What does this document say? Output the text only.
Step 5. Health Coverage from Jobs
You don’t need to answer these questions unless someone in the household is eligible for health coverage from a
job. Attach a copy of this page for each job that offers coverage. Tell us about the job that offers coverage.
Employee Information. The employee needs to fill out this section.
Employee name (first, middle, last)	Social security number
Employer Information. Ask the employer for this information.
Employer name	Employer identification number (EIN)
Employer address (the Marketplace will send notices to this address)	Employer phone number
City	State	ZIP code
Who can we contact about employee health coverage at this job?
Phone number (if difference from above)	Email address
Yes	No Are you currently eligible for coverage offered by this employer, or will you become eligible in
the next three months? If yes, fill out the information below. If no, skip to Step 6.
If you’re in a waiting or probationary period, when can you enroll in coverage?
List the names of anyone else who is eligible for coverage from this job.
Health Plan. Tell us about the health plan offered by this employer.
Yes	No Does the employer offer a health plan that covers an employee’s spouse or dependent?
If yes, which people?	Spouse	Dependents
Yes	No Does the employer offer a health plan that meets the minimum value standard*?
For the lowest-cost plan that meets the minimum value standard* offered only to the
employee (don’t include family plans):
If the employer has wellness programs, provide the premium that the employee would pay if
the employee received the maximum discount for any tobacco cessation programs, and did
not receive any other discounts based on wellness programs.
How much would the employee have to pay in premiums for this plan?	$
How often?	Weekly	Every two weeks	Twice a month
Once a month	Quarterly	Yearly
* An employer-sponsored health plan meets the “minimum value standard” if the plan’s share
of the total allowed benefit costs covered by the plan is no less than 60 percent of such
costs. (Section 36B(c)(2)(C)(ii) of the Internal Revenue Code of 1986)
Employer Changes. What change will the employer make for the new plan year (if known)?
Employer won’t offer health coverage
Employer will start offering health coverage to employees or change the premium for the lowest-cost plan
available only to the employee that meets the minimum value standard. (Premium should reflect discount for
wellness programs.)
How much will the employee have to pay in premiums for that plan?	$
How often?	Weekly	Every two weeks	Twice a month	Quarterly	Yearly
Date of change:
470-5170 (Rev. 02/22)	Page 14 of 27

============

» **Directions**: Reproduce every line of the data verbatim.

» **Final result**:
What does this document say? Output the text only.
Step 5. Health Coverage from Jobs
You don’t need to answer these questions unless someone in the household is eligible for health coverage from a
job. Attach a copy of this page for each job that offers coverage. Tell us about the job that offers coverage.
Employee Information. The employee needs to fill out this section.
Employee name (first, middle, last)	Social security number
Employer Information. Ask the employer for this information.
Employer name	Employer identification number (EIN)
Employer address (the Marketplace will send notices to this address)	Employer phone number
City	State	ZIP code
Who can we contact about employee health coverage at this job?
Phone number (if difference from above)	Email address
Yes	No Are you currently eligible for coverage offered by this employer, or will you become eligible in
the next three months? If yes, fill out the information below. If no, skip to Step 6.
If you’re in a waiting or probationary period, when can you enroll in coverage?
List the names of anyone else who is eligible for coverage from this job.
Health Plan. Tell us about the health plan offered by this employer.
Yes	No Does the employer offer a health plan that covers an employee’s spouse or dependent?
If yes, which people?	Spouse	Dependents
Yes	No Does the employer offer a health plan that meets the minimum value standard*?
For the lowest-cost plan that meets the minimum value standard* offered only to the
employee (don’t include family plans):
If the employer has wellness programs, provide the premium that the employee would pay if
the employee received the maximum discount for any tobacco cessation programs, and did
not receive any other discounts based on wellness programs.
How much would the employee have to pay in premiums for this plan?	$
How often?	Weekly	Every two weeks	Twice a month
Once a month	Quarterly	Yearly
* An employer-sponsored health plan meets the “minimum value standard” if the plan’s share
of the total allowed benefit costs covered by the plan is no less than 60 percent of such
costs. (Section 36B(c)(2)(C)(ii) of the Internal Revenue Code of 1986)
Employer Changes. What change will the employer make for the new plan year (if known)?
Employer won’t offer health coverage
Employer will start offering health coverage to employees or change the premium for the lowest-cost plan
available only to the employee that meets the minimum value standard. (Premium should reflect discount for
wellness programs.)
How much will the employee have to pay in premiums for that plan?	$
How often?	Weekly	Every two weeks	Twice a month	Quarterly	Yearly
Date of change:
470-5170 (Rev. 02/22)	Page 14 of 27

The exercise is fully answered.